#### [WHAT YOU NEED TO DO]
Only the pictures are omitted; repeat all other data exactly.

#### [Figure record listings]
-- start --
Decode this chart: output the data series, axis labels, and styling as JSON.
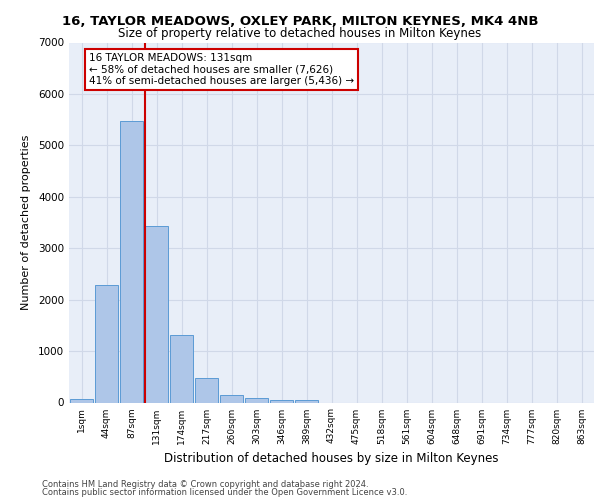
{
  "title1": "16, TAYLOR MEADOWS, OXLEY PARK, MILTON KEYNES, MK4 4NB",
  "title2": "Size of property relative to detached houses in Milton Keynes",
  "xlabel": "Distribution of detached houses by size in Milton Keynes",
  "ylabel": "Number of detached properties",
  "footer1": "Contains HM Land Registry data © Crown copyright and database right 2024.",
  "footer2": "Contains public sector information licensed under the Open Government Licence v3.0.",
  "annotation_line1": "16 TAYLOR MEADOWS: 131sqm",
  "annotation_line2": "← 58% of detached houses are smaller (7,626)",
  "annotation_line3": "41% of semi-detached houses are larger (5,436) →",
  "bar_labels": [
    "1sqm",
    "44sqm",
    "87sqm",
    "131sqm",
    "174sqm",
    "217sqm",
    "260sqm",
    "303sqm",
    "346sqm",
    "389sqm",
    "432sqm",
    "475sqm",
    "518sqm",
    "561sqm",
    "604sqm",
    "648sqm",
    "691sqm",
    "734sqm",
    "777sqm",
    "820sqm",
    "863sqm"
  ],
  "bar_values": [
    75,
    2280,
    5470,
    3440,
    1320,
    470,
    155,
    90,
    55,
    40,
    0,
    0,
    0,
    0,
    0,
    0,
    0,
    0,
    0,
    0,
    0
  ],
  "bar_color": "#aec6e8",
  "bar_edge_color": "#5b9bd5",
  "vline_color": "#cc0000",
  "vline_x_index": 3,
  "annotation_box_color": "#cc0000",
  "annotation_bg": "#ffffff",
  "grid_color": "#d0d8e8",
  "bg_color": "#e8eef8",
  "ylim": [
    0,
    7000
  ],
  "yticks": [
    0,
    1000,
    2000,
    3000,
    4000,
    5000,
    6000,
    7000
  ],
  "title1_fontsize": 9.5,
  "title2_fontsize": 8.5,
  "annotation_fontsize": 7.5,
  "xlabel_fontsize": 8.5,
  "ylabel_fontsize": 8,
  "xtick_fontsize": 6.5,
  "ytick_fontsize": 7.5,
  "footer_fontsize": 6
}
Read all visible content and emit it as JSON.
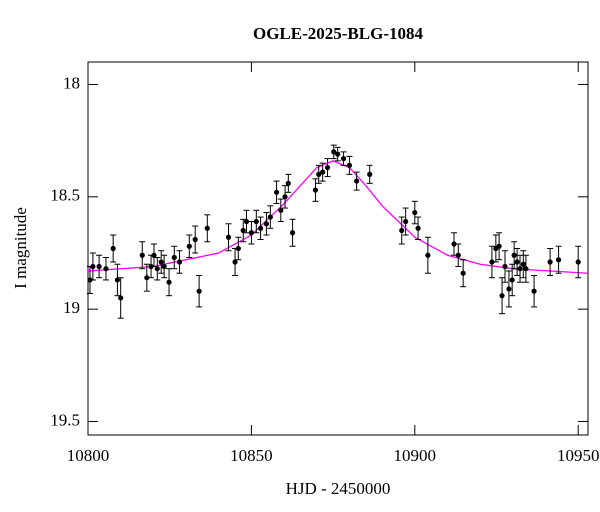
{
  "chart_data": {
    "type": "scatter",
    "title": "OGLE-2025-BLG-1084",
    "xlabel": "HJD - 2450000",
    "ylabel": "I magnitude",
    "xlim": [
      10800,
      10953
    ],
    "ylim": [
      17.9,
      19.56
    ],
    "y_inverted": true,
    "xticks": [
      10800,
      10850,
      10900,
      10950
    ],
    "yticks": [
      18,
      18.5,
      19,
      19.5
    ],
    "series": [
      {
        "style": "points",
        "color": "#000000",
        "x": [
          10800.6,
          10801.5,
          10803.4,
          10805.5,
          10807.7,
          10809,
          10810,
          10816.6,
          10818,
          10819.3,
          10820.2,
          10821.2,
          10822.4,
          10823.3,
          10824.8,
          10826.4,
          10828,
          10831,
          10832.8,
          10834,
          10836.5,
          10843,
          10845,
          10846,
          10847.5,
          10848.5,
          10850,
          10851.5,
          10852.8,
          10854.6,
          10855.8,
          10857.7,
          10859,
          10860.3,
          10861.3,
          10862.6,
          10869.6,
          10870.6,
          10871.8,
          10873.3,
          10875.2,
          10876.4,
          10878.2,
          10880,
          10882.2,
          10886.2,
          10896,
          10897.2,
          10900,
          10901,
          10904,
          10912,
          10913.3,
          10914.8,
          10923.6,
          10924.8,
          10925.8,
          10926.7,
          10927.6,
          10928.8,
          10929.8,
          10930.4,
          10931.3,
          10932.2,
          10933.2,
          10934,
          10936.5,
          10941.4,
          10944,
          10950
        ],
        "values": [
          18.87,
          18.81,
          18.81,
          18.82,
          18.73,
          18.87,
          18.95,
          18.76,
          18.86,
          18.81,
          18.76,
          18.82,
          18.79,
          18.81,
          18.88,
          18.77,
          18.79,
          18.72,
          18.69,
          18.92,
          18.64,
          18.68,
          18.79,
          18.73,
          18.65,
          18.61,
          18.66,
          18.61,
          18.64,
          18.62,
          18.59,
          18.48,
          18.56,
          18.5,
          18.44,
          18.66,
          18.47,
          18.4,
          18.39,
          18.37,
          18.3,
          18.31,
          18.33,
          18.36,
          18.43,
          18.4,
          18.65,
          18.61,
          18.57,
          18.64,
          18.76,
          18.71,
          18.76,
          18.84,
          18.79,
          18.73,
          18.72,
          18.94,
          18.81,
          18.91,
          18.87,
          18.76,
          18.79,
          18.82,
          18.8,
          18.82,
          18.92,
          18.79,
          18.78,
          18.79
        ],
        "errors": [
          0.06,
          0.06,
          0.05,
          0.05,
          0.06,
          0.07,
          0.09,
          0.06,
          0.06,
          0.05,
          0.05,
          0.05,
          0.05,
          0.05,
          0.06,
          0.05,
          0.05,
          0.05,
          0.06,
          0.07,
          0.06,
          0.06,
          0.06,
          0.05,
          0.05,
          0.05,
          0.05,
          0.05,
          0.05,
          0.05,
          0.05,
          0.05,
          0.05,
          0.05,
          0.04,
          0.06,
          0.05,
          0.04,
          0.04,
          0.04,
          0.03,
          0.03,
          0.03,
          0.04,
          0.04,
          0.04,
          0.06,
          0.06,
          0.05,
          0.05,
          0.08,
          0.05,
          0.05,
          0.06,
          0.07,
          0.06,
          0.06,
          0.08,
          0.07,
          0.08,
          0.07,
          0.06,
          0.06,
          0.06,
          0.06,
          0.06,
          0.07,
          0.06,
          0.06,
          0.07
        ]
      },
      {
        "style": "line",
        "color": "#ff00ff",
        "x": [
          10800,
          10820,
          10840,
          10850,
          10860,
          10865,
          10870,
          10875,
          10880,
          10885,
          10890,
          10900,
          10910,
          10920,
          10930,
          10953
        ],
        "values": [
          18.83,
          18.81,
          18.75,
          18.67,
          18.53,
          18.45,
          18.37,
          18.34,
          18.37,
          18.45,
          18.54,
          18.68,
          18.76,
          18.8,
          18.82,
          18.84
        ]
      }
    ]
  }
}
-- end --
#### [RESPONSE TO THE EXERCISE]
Decode this chart: output the data series, axis labels, and styling as JSON.
{
  "title1": "16, TAYLOR MEADOWS, OXLEY PARK, MILTON KEYNES, MK4 4NB",
  "title2": "Size of property relative to detached houses in Milton Keynes",
  "xlabel": "Distribution of detached houses by size in Milton Keynes",
  "ylabel": "Number of detached properties",
  "footer1": "Contains HM Land Registry data © Crown copyright and database right 2024.",
  "footer2": "Contains public sector information licensed under the Open Government Licence v3.0.",
  "annotation_line1": "16 TAYLOR MEADOWS: 131sqm",
  "annotation_line2": "← 58% of detached houses are smaller (7,626)",
  "annotation_line3": "41% of semi-detached houses are larger (5,436) →",
  "bar_labels": [
    "1sqm",
    "44sqm",
    "87sqm",
    "131sqm",
    "174sqm",
    "217sqm",
    "260sqm",
    "303sqm",
    "346sqm",
    "389sqm",
    "432sqm",
    "475sqm",
    "518sqm",
    "561sqm",
    "604sqm",
    "648sqm",
    "691sqm",
    "734sqm",
    "777sqm",
    "820sqm",
    "863sqm"
  ],
  "bar_values": [
    75,
    2280,
    5470,
    3440,
    1320,
    470,
    155,
    90,
    55,
    40,
    0,
    0,
    0,
    0,
    0,
    0,
    0,
    0,
    0,
    0,
    0
  ],
  "bar_color": "#aec6e8",
  "bar_edge_color": "#5b9bd5",
  "vline_color": "#cc0000",
  "vline_x_index": 3,
  "annotation_box_color": "#cc0000",
  "annotation_bg": "#ffffff",
  "grid_color": "#d0d8e8",
  "bg_color": "#e8eef8",
  "ylim": [
    0,
    7000
  ],
  "yticks": [
    0,
    1000,
    2000,
    3000,
    4000,
    5000,
    6000,
    7000
  ],
  "title1_fontsize": 9.5,
  "title2_fontsize": 8.5,
  "annotation_fontsize": 7.5,
  "xlabel_fontsize": 8.5,
  "ylabel_fontsize": 8,
  "xtick_fontsize": 6.5,
  "ytick_fontsize": 7.5,
  "footer_fontsize": 6
}
Read all visible content and emit it as JSON.
{
  "chart_data": {
    "type": "scatter",
    "title": "OGLE-2025-BLG-1084",
    "xlabel": "HJD - 2450000",
    "ylabel": "I magnitude",
    "xlim": [
      10800,
      10953
    ],
    "ylim": [
      17.9,
      19.56
    ],
    "y_inverted": true,
    "xticks": [
      10800,
      10850,
      10900,
      10950
    ],
    "yticks": [
      18,
      18.5,
      19,
      19.5
    ],
    "series": [
      {
        "style": "points",
        "color": "#000000",
        "x": [
          10800.6,
          10801.5,
          10803.4,
          10805.5,
          10807.7,
          10809,
          10810,
          10816.6,
          10818,
          10819.3,
          10820.2,
          10821.2,
          10822.4,
          10823.3,
          10824.8,
          10826.4,
          10828,
          10831,
          10832.8,
          10834,
          10836.5,
          10843,
          10845,
          10846,
          10847.5,
          10848.5,
          10850,
          10851.5,
          10852.8,
          10854.6,
          10855.8,
          10857.7,
          10859,
          10860.3,
          10861.3,
          10862.6,
          10869.6,
          10870.6,
          10871.8,
          10873.3,
          10875.2,
          10876.4,
          10878.2,
          10880,
          10882.2,
          10886.2,
          10896,
          10897.2,
          10900,
          10901,
          10904,
          10912,
          10913.3,
          10914.8,
          10923.6,
          10924.8,
          10925.8,
          10926.7,
          10927.6,
          10928.8,
          10929.8,
          10930.4,
          10931.3,
          10932.2,
          10933.2,
          10934,
          10936.5,
          10941.4,
          10944,
          10950
        ],
        "values": [
          18.87,
          18.81,
          18.81,
          18.82,
          18.73,
          18.87,
          18.95,
          18.76,
          18.86,
          18.81,
          18.76,
          18.82,
          18.79,
          18.81,
          18.88,
          18.77,
          18.79,
          18.72,
          18.69,
          18.92,
          18.64,
          18.68,
          18.79,
          18.73,
          18.65,
          18.61,
          18.66,
          18.61,
          18.64,
          18.62,
          18.59,
          18.48,
          18.56,
          18.5,
          18.44,
          18.66,
          18.47,
          18.4,
          18.39,
          18.37,
          18.3,
          18.31,
          18.33,
          18.36,
          18.43,
          18.4,
          18.65,
          18.61,
          18.57,
          18.64,
          18.76,
          18.71,
          18.76,
          18.84,
          18.79,
          18.73,
          18.72,
          18.94,
          18.81,
          18.91,
          18.87,
          18.76,
          18.79,
          18.82,
          18.8,
          18.82,
          18.92,
          18.79,
          18.78,
          18.79
        ],
        "errors": [
          0.06,
          0.06,
          0.05,
          0.05,
          0.06,
          0.07,
          0.09,
          0.06,
          0.06,
          0.05,
          0.05,
          0.05,
          0.05,
          0.05,
          0.06,
          0.05,
          0.05,
          0.05,
          0.06,
          0.07,
          0.06,
          0.06,
          0.06,
          0.05,
          0.05,
          0.05,
          0.05,
          0.05,
          0.05,
          0.05,
          0.05,
          0.05,
          0.05,
          0.05,
          0.04,
          0.06,
          0.05,
          0.04,
          0.04,
          0.04,
          0.03,
          0.03,
          0.03,
          0.04,
          0.04,
          0.04,
          0.06,
          0.06,
          0.05,
          0.05,
          0.08,
          0.05,
          0.05,
          0.06,
          0.07,
          0.06,
          0.06,
          0.08,
          0.07,
          0.08,
          0.07,
          0.06,
          0.06,
          0.06,
          0.06,
          0.06,
          0.07,
          0.06,
          0.06,
          0.07
        ]
      },
      {
        "style": "line",
        "color": "#ff00ff",
        "x": [
          10800,
          10820,
          10840,
          10850,
          10860,
          10865,
          10870,
          10875,
          10880,
          10885,
          10890,
          10900,
          10910,
          10920,
          10930,
          10953
        ],
        "values": [
          18.83,
          18.81,
          18.75,
          18.67,
          18.53,
          18.45,
          18.37,
          18.34,
          18.37,
          18.45,
          18.54,
          18.68,
          18.76,
          18.8,
          18.82,
          18.84
        ]
      }
    ]
  }
}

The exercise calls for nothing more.